>> start Input material

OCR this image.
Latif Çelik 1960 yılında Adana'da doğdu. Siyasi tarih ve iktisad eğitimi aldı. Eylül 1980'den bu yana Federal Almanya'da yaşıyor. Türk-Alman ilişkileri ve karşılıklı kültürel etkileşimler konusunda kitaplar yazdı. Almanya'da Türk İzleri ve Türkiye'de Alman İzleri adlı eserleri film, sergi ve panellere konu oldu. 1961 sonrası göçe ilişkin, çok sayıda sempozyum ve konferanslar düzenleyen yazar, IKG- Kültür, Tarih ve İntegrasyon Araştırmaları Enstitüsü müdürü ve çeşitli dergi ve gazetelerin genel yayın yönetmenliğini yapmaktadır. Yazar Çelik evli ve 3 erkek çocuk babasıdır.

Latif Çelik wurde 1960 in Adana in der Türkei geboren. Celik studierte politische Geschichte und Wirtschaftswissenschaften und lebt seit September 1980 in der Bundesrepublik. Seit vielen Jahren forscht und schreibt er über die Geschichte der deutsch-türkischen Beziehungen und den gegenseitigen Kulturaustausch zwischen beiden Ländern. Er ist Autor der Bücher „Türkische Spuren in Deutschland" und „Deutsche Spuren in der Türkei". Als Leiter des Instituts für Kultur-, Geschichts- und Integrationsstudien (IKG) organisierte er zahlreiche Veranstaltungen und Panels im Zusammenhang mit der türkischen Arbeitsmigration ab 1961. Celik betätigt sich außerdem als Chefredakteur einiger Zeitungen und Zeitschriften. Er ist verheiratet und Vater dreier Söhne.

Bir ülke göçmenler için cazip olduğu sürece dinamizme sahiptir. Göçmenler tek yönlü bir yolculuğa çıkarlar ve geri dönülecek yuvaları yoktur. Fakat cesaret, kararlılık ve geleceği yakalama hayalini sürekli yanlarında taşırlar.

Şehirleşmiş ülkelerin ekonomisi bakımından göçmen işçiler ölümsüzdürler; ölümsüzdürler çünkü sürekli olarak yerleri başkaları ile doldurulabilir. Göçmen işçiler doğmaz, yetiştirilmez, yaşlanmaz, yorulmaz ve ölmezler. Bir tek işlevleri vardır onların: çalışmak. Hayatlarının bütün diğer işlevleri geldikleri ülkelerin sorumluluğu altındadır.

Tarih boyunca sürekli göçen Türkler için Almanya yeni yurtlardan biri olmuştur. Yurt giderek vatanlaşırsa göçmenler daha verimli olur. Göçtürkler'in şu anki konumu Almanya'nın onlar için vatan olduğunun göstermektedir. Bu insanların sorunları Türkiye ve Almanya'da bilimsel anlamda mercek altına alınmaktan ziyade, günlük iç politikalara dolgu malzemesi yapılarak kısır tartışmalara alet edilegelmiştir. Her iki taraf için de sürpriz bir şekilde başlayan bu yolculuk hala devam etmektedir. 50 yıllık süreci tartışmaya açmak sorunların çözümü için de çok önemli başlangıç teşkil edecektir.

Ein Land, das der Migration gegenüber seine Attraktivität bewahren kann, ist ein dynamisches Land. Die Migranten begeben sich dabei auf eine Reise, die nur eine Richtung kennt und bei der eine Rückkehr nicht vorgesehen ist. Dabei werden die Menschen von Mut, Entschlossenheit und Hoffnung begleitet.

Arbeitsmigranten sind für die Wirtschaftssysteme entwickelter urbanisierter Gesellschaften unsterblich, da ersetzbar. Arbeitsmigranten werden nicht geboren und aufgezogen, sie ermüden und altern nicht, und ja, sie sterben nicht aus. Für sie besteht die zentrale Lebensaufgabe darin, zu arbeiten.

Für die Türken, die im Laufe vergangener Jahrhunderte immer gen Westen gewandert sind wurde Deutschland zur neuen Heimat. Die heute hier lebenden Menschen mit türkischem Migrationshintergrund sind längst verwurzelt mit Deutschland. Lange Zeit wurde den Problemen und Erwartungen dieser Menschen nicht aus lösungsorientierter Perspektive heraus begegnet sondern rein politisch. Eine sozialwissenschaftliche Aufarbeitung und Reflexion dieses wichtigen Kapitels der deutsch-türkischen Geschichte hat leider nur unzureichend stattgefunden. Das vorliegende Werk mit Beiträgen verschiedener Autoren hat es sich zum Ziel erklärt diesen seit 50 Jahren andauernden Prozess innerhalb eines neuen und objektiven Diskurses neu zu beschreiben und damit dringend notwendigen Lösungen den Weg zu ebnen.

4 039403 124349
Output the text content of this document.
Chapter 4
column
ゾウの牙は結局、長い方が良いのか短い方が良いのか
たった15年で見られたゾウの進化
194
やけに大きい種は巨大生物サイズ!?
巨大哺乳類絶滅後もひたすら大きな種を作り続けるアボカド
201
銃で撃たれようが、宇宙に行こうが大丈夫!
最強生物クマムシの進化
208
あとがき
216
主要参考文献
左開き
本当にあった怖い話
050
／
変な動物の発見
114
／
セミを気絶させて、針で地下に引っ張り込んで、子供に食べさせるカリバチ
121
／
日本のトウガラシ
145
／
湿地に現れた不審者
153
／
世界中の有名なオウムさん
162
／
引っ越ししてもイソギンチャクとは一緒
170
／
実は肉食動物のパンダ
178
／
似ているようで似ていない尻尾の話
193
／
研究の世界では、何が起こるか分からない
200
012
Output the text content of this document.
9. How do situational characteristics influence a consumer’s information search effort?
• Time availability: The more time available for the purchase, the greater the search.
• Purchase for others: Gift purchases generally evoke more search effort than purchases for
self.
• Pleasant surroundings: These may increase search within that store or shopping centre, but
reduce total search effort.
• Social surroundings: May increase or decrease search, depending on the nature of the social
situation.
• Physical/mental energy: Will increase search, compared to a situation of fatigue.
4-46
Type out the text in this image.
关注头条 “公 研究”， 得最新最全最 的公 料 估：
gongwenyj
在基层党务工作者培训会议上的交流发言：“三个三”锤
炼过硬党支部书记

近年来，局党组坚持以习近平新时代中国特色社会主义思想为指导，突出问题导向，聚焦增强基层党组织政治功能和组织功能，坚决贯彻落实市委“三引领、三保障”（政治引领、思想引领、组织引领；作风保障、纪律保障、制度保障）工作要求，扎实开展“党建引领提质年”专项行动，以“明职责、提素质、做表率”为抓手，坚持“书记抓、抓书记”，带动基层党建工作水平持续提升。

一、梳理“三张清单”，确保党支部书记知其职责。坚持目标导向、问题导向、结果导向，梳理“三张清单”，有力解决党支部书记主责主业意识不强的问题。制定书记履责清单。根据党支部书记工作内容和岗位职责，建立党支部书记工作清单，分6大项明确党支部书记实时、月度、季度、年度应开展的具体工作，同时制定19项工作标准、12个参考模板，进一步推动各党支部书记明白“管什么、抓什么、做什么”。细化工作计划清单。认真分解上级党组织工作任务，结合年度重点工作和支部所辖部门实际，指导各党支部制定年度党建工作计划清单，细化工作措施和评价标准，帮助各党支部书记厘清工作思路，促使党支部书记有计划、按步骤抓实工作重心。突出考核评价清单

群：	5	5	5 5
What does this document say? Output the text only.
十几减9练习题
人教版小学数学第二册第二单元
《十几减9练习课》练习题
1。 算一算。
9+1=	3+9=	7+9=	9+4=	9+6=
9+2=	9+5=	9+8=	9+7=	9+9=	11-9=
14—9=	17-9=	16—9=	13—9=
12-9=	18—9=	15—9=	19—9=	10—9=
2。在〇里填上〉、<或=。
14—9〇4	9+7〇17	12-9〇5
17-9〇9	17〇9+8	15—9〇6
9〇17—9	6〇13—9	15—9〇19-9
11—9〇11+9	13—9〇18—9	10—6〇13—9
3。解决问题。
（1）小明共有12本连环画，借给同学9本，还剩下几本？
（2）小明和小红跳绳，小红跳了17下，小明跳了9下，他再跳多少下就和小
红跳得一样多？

>> end Input material

## Aim
Reproduce the whole listing word for word.

## Response
OCR this image.
Latif Çelik 1960 yılında Adana'da doğdu. Siyasi tarih ve iktisad eğitimi aldı. Eylül 1980'den bu yana Federal Almanya'da yaşıyor. Türk-Alman ilişkileri ve karşılıklı kültürel etkileşimler konusunda kitaplar yazdı. Almanya'da Türk İzleri ve Türkiye'de Alman İzleri adlı eserleri film, sergi ve panellere konu oldu. 1961 sonrası göçe ilişkin, çok sayıda sempozyum ve konferanslar düzenleyen yazar, IKG- Kültür, Tarih ve İntegrasyon Araştırmaları Enstitüsü müdürü ve çeşitli dergi ve gazetelerin genel yayın yönetmenliğini yapmaktadır. Yazar Çelik evli ve 3 erkek çocuk babasıdır.

Latif Çelik wurde 1960 in Adana in der Türkei geboren. Celik studierte politische Geschichte und Wirtschaftswissenschaften und lebt seit September 1980 in der Bundesrepublik. Seit vielen Jahren forscht und schreibt er über die Geschichte der deutsch-türkischen Beziehungen und den gegenseitigen Kulturaustausch zwischen beiden Ländern. Er ist Autor der Bücher „Türkische Spuren in Deutschland" und „Deutsche Spuren in der Türkei". Als Leiter des Instituts für Kultur-, Geschichts- und Integrationsstudien (IKG) organisierte er zahlreiche Veranstaltungen und Panels im Zusammenhang mit der türkischen Arbeitsmigration ab 1961. Celik betätigt sich außerdem als Chefredakteur einiger Zeitungen und Zeitschriften. Er ist verheiratet und Vater dreier Söhne.

Bir ülke göçmenler için cazip olduğu sürece dinamizme sahiptir. Göçmenler tek yönlü bir yolculuğa çıkarlar ve geri dönülecek yuvaları yoktur. Fakat cesaret, kararlılık ve geleceği yakalama hayalini sürekli yanlarında taşırlar.

Şehirleşmiş ülkelerin ekonomisi bakımından göçmen işçiler ölümsüzdürler; ölümsüzdürler çünkü sürekli olarak yerleri başkaları ile doldurulabilir. Göçmen işçiler doğmaz, yetiştirilmez, yaşlanmaz, yorulmaz ve ölmezler. Bir tek işlevleri vardır onların: çalışmak. Hayatlarının bütün diğer işlevleri geldikleri ülkelerin sorumluluğu altındadır.

Tarih boyunca sürekli göçen Türkler için Almanya yeni yurtlardan biri olmuştur. Yurt giderek vatanlaşırsa göçmenler daha verimli olur. Göçtürkler'in şu anki konumu Almanya'nın onlar için vatan olduğunun göstermektedir. Bu insanların sorunları Türkiye ve Almanya'da bilimsel anlamda mercek altına alınmaktan ziyade, günlük iç politikalara dolgu malzemesi yapılarak kısır tartışmalara alet edilegelmiştir. Her iki taraf için de sürpriz bir şekilde başlayan bu yolculuk hala devam etmektedir. 50 yıllık süreci tartışmaya açmak sorunların çözümü için de çok önemli başlangıç teşkil edecektir.

Ein Land, das der Migration gegenüber seine Attraktivität bewahren kann, ist ein dynamisches Land. Die Migranten begeben sich dabei auf eine Reise, die nur eine Richtung kennt und bei der eine Rückkehr nicht vorgesehen ist. Dabei werden die Menschen von Mut, Entschlossenheit und Hoffnung begleitet.

Arbeitsmigranten sind für die Wirtschaftssysteme entwickelter urbanisierter Gesellschaften unsterblich, da ersetzbar. Arbeitsmigranten werden nicht geboren und aufgezogen, sie ermüden und altern nicht, und ja, sie sterben nicht aus. Für sie besteht die zentrale Lebensaufgabe darin, zu arbeiten.

Für die Türken, die im Laufe vergangener Jahrhunderte immer gen Westen gewandert sind wurde Deutschland zur neuen Heimat. Die heute hier lebenden Menschen mit türkischem Migrationshintergrund sind längst verwurzelt mit Deutschland. Lange Zeit wurde den Problemen und Erwartungen dieser Menschen nicht aus lösungsorientierter Perspektive heraus begegnet sondern rein politisch. Eine sozialwissenschaftliche Aufarbeitung und Reflexion dieses wichtigen Kapitels der deutsch-türkischen Geschichte hat leider nur unzureichend stattgefunden. Das vorliegende Werk mit Beiträgen verschiedener Autoren hat es sich zum Ziel erklärt diesen seit 50 Jahren andauernden Prozess innerhalb eines neuen und objektiven Diskurses neu zu beschreiben und damit dringend notwendigen Lösungen den Weg zu ebnen.

4 039403 124349
Output the text content of this document.
Chapter 4
column
ゾウの牙は結局、長い方が良いのか短い方が良いのか
たった15年で見られたゾウの進化
194
やけに大きい種は巨大生物サイズ!?
巨大哺乳類絶滅後もひたすら大きな種を作り続けるアボカド
201
銃で撃たれようが、宇宙に行こうが大丈夫!
最強生物クマムシの進化
208
あとがき
216
主要参考文献
左開き
本当にあった怖い話
050
／
変な動物の発見
114
／
セミを気絶させて、針で地下に引っ張り込んで、子供に食べさせるカリバチ
121
／
日本のトウガラシ
145
／
湿地に現れた不審者
153
／
世界中の有名なオウムさん
162
／
引っ越ししてもイソギンチャクとは一緒
170
／
実は肉食動物のパンダ
178
／
似ているようで似ていない尻尾の話
193
／
研究の世界では、何が起こるか分からない
200
012
Output the text content of this document.
9. How do situational characteristics influence a consumer’s information search effort?
• Time availability: The more time available for the purchase, the greater the search.
• Purchase for others: Gift purchases generally evoke more search effort than purchases for
self.
• Pleasant surroundings: These may increase search within that store or shopping centre, but
reduce total search effort.
• Social surroundings: May increase or decrease search, depending on the nature of the social
situation.
• Physical/mental energy: Will increase search, compared to a situation of fatigue.
4-46
Type out the text in this image.
关注头条 “公 研究”， 得最新最全最 的公 料 估：
gongwenyj
在基层党务工作者培训会议上的交流发言：“三个三”锤
炼过硬党支部书记

近年来，局党组坚持以习近平新时代中国特色社会主义思想为指导，突出问题导向，聚焦增强基层党组织政治功能和组织功能，坚决贯彻落实市委“三引领、三保障”（政治引领、思想引领、组织引领；作风保障、纪律保障、制度保障）工作要求，扎实开展“党建引领提质年”专项行动，以“明职责、提素质、做表率”为抓手，坚持“书记抓、抓书记”，带动基层党建工作水平持续提升。

一、梳理“三张清单”，确保党支部书记知其职责。坚持目标导向、问题导向、结果导向，梳理“三张清单”，有力解决党支部书记主责主业意识不强的问题。制定书记履责清单。根据党支部书记工作内容和岗位职责，建立党支部书记工作清单，分6大项明确党支部书记实时、月度、季度、年度应开展的具体工作，同时制定19项工作标准、12个参考模板，进一步推动各党支部书记明白“管什么、抓什么、做什么”。细化工作计划清单。认真分解上级党组织工作任务，结合年度重点工作和支部所辖部门实际，指导各党支部制定年度党建工作计划清单，细化工作措施和评价标准，帮助各党支部书记厘清工作思路，促使党支部书记有计划、按步骤抓实工作重心。突出考核评价清单

群：	5	5	5 5
What does this document say? Output the text only.
十几减9练习题
人教版小学数学第二册第二单元
《十几减9练习课》练习题
1。 算一算。
9+1=	3+9=	7+9=	9+4=	9+6=
9+2=	9+5=	9+8=	9+7=	9+9=	11-9=
14—9=	17-9=	16—9=	13—9=
12-9=	18—9=	15—9=	19—9=	10—9=
2。在〇里填上〉、<或=。
14—9〇4	9+7〇17	12-9〇5
17-9〇9	17〇9+8	15—9〇6
9〇17—9	6〇13—9	15—9〇19-9
11—9〇11+9	13—9〇18—9	10—6〇13—9
3。解决问题。
（1）小明共有12本连环画，借给同学9本，还剩下几本？
（2）小明和小红跳绳，小红跳了17下，小明跳了9下，他再跳多少下就和小
红跳得一样多？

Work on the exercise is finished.